Data listing:

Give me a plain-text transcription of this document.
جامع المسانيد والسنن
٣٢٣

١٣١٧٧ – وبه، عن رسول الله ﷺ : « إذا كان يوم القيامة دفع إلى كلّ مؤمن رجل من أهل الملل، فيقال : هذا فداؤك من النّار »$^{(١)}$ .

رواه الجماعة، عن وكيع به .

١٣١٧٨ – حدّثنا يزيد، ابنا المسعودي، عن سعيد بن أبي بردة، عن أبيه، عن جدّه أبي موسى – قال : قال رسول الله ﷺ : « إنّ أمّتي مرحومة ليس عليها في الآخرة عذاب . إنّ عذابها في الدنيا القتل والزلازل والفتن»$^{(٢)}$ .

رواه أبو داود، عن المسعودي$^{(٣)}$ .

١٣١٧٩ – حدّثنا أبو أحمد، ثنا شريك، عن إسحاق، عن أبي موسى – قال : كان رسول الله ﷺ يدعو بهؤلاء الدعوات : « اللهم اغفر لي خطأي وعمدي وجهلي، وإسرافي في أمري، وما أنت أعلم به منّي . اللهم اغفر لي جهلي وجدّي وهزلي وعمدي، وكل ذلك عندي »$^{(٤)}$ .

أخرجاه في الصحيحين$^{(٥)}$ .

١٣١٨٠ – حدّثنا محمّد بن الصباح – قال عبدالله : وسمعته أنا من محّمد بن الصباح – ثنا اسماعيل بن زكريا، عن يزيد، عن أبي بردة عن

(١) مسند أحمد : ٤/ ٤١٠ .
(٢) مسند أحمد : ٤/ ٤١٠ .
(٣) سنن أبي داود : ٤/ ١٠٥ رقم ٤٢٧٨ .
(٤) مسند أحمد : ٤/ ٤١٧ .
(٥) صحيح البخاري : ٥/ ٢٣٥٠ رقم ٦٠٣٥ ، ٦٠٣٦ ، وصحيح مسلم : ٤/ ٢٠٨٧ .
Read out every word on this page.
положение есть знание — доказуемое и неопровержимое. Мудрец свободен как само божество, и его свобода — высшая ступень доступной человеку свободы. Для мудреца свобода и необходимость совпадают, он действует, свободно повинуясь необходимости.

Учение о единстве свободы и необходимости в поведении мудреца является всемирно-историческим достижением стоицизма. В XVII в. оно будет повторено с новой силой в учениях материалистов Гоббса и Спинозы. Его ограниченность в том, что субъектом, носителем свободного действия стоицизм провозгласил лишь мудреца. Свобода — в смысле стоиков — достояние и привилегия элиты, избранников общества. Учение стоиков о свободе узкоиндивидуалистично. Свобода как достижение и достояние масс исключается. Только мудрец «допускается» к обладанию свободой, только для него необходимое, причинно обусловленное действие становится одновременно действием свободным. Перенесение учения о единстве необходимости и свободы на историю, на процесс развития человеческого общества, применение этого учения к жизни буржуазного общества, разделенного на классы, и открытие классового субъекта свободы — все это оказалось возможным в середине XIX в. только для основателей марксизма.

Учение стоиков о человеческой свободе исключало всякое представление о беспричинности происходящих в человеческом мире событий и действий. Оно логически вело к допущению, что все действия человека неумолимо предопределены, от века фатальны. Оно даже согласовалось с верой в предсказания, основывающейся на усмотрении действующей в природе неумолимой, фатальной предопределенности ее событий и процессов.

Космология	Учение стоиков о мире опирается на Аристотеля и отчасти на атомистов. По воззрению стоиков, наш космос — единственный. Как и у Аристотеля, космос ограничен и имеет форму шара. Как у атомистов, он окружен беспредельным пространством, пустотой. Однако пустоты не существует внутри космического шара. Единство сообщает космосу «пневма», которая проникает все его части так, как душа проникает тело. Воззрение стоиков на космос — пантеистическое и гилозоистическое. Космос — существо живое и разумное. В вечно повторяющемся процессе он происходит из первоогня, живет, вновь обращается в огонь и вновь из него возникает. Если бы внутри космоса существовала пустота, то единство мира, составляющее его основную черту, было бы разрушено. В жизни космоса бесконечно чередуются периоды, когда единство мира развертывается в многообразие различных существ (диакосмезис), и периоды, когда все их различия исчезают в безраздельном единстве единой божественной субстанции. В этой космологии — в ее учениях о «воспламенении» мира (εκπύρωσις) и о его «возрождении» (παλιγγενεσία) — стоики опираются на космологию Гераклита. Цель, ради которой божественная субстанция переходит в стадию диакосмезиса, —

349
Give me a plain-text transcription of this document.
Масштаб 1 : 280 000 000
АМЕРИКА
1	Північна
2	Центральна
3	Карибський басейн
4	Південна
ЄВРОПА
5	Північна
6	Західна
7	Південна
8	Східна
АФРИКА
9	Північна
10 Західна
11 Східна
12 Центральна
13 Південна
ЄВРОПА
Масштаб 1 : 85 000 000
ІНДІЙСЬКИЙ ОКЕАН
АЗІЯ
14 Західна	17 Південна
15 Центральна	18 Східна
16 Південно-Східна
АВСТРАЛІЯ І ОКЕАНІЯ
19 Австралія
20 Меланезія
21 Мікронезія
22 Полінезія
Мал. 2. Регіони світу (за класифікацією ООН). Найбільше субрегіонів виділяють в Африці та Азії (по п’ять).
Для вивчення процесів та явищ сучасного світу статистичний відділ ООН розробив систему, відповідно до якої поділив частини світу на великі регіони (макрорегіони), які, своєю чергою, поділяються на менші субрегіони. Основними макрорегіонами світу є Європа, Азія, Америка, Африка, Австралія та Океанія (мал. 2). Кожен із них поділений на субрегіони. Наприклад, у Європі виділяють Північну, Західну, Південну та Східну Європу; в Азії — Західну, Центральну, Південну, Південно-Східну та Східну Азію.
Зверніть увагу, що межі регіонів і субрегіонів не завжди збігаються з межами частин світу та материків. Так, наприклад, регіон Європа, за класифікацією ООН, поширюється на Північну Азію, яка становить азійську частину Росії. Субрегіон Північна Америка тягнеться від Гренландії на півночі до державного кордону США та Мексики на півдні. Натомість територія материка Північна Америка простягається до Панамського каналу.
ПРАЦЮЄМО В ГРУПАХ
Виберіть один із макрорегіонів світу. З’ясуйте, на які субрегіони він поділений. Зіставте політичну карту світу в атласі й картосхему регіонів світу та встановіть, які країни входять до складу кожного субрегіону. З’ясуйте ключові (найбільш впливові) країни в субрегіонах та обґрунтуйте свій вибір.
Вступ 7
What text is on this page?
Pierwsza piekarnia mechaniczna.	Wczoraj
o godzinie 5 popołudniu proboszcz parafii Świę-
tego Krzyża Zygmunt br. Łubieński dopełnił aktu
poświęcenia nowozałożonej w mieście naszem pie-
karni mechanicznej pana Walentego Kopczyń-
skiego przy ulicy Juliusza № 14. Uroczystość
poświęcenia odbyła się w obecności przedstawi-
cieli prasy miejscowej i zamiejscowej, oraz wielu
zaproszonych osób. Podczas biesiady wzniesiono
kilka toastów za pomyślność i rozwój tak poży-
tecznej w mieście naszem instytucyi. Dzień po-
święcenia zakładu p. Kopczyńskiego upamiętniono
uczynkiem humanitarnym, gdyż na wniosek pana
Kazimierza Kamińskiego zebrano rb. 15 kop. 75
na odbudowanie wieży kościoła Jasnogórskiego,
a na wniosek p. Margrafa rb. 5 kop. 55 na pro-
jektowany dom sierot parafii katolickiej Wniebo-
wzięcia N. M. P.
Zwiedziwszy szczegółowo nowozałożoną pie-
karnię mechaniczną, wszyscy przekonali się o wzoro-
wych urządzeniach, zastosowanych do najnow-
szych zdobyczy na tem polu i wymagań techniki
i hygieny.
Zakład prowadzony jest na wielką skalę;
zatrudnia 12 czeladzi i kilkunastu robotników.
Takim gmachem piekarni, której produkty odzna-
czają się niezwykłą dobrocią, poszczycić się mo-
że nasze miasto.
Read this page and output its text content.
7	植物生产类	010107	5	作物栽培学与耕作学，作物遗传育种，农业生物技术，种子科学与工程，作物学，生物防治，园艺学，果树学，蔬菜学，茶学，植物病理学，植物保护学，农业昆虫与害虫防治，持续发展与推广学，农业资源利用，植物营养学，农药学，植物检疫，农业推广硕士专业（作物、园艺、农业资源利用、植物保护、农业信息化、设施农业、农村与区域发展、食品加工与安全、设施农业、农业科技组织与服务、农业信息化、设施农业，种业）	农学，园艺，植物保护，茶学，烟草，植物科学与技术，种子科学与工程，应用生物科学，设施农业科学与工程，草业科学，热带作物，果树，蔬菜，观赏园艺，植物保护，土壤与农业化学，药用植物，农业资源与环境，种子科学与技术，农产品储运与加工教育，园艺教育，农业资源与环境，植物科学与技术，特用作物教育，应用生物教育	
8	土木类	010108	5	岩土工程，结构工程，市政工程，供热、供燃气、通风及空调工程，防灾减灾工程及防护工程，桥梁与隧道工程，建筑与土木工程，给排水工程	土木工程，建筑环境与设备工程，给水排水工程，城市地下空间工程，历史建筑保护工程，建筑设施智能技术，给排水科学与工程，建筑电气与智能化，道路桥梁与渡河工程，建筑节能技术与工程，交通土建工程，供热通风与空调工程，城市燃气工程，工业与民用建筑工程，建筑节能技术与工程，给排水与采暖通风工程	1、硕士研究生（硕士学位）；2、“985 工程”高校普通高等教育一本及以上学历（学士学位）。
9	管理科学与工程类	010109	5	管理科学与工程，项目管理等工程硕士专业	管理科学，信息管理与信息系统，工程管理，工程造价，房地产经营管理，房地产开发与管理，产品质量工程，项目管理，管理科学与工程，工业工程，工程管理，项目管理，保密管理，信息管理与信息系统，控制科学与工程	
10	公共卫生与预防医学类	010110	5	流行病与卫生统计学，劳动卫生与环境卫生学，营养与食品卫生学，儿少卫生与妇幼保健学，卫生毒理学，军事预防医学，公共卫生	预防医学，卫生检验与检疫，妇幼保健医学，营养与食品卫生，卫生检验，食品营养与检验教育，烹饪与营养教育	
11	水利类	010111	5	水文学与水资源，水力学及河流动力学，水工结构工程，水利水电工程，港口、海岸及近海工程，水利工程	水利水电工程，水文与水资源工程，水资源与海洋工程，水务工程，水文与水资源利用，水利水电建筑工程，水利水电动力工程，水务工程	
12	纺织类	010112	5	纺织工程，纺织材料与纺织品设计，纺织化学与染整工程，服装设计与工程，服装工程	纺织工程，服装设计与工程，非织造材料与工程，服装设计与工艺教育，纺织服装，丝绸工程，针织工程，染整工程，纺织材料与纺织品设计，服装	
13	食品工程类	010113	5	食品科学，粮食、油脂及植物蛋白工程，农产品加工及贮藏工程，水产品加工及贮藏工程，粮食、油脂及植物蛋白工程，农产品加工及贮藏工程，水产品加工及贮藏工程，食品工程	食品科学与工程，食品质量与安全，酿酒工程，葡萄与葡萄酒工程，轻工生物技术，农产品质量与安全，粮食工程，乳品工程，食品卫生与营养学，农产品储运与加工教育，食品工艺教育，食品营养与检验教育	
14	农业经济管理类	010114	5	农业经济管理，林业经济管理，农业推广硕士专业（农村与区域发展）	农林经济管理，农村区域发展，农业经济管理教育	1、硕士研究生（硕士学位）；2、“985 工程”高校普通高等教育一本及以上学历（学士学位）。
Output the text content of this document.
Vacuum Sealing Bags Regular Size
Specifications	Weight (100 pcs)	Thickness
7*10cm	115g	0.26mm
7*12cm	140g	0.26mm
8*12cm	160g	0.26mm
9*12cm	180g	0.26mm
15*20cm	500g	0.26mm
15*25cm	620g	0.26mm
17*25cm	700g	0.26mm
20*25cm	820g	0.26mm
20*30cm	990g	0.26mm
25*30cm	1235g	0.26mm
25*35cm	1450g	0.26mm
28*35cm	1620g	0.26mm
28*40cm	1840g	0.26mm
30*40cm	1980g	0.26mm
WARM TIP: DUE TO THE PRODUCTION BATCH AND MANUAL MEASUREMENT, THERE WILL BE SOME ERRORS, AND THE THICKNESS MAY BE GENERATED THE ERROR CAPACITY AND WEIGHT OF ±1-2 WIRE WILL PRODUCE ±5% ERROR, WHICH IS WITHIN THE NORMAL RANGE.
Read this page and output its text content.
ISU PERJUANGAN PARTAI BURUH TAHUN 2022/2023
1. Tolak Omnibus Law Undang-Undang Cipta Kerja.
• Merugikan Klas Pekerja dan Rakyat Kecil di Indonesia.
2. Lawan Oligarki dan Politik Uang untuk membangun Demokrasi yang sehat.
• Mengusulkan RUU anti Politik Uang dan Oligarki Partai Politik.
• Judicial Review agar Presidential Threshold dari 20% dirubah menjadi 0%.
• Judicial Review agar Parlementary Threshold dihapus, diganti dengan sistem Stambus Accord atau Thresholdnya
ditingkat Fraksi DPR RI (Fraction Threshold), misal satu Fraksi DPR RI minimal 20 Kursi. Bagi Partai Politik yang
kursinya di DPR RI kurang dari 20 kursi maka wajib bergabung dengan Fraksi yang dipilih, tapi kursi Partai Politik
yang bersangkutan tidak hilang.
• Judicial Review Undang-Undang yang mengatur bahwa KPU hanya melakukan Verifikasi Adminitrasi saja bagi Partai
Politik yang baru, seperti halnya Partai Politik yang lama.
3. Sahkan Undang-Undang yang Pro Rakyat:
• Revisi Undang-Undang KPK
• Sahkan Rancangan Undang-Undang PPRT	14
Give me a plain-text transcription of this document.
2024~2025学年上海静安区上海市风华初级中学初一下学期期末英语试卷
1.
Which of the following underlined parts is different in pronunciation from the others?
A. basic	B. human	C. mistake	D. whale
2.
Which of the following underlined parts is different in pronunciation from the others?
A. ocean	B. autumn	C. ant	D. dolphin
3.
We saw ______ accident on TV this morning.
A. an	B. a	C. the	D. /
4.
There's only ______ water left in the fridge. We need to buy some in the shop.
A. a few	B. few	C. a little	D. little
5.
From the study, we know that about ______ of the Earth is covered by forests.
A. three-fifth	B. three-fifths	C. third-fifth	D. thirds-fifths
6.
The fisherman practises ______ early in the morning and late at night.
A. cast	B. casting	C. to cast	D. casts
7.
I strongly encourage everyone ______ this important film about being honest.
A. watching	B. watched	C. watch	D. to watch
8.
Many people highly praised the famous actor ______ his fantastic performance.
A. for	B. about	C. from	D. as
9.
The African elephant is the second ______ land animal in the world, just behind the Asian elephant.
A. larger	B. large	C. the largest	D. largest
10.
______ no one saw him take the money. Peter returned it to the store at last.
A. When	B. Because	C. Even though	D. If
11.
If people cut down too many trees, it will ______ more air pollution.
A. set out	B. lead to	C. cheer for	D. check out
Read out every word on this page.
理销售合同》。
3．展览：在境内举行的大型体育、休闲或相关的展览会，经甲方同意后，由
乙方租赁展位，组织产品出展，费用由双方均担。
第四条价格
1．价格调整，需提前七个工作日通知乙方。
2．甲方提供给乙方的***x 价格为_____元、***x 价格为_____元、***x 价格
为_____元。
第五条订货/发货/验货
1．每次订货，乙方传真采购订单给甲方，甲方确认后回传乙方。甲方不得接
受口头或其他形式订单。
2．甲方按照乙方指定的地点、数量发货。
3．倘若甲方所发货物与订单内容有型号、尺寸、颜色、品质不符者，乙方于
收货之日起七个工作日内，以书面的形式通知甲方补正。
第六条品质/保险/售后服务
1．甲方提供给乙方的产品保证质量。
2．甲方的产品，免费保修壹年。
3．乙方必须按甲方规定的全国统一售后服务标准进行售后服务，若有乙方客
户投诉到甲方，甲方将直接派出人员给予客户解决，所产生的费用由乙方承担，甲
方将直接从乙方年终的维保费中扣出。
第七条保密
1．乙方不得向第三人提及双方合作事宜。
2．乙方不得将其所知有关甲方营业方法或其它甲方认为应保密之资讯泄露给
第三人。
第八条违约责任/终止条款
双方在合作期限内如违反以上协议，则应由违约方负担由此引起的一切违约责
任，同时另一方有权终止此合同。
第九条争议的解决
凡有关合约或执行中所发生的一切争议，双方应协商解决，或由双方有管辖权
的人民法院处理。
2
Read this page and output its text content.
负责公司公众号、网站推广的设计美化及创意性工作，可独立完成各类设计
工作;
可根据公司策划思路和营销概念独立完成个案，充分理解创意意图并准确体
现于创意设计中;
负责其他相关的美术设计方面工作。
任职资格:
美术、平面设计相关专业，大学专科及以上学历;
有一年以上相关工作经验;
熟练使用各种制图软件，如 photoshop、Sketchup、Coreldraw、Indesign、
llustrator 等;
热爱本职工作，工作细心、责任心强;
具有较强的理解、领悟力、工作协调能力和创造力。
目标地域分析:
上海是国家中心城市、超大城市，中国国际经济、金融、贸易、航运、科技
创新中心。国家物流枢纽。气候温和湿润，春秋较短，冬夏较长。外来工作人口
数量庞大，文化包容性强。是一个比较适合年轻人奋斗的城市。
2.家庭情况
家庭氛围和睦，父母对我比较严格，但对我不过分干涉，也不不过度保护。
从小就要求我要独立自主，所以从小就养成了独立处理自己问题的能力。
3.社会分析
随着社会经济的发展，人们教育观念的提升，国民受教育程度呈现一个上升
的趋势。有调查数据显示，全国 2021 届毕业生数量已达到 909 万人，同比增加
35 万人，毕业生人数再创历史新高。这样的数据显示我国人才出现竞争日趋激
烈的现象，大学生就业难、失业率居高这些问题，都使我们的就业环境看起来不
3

(WHAT YOU NEED TO DO) Look above for lines with the word "مسند" and copy them all.

(SOLUTION)
(١) مسند أحمد : ٤/ ٤١٠ .
(٢) مسند أحمد : ٤/ ٤١٠ .
(٤) مسند أحمد : ٤/ ٤١٧ .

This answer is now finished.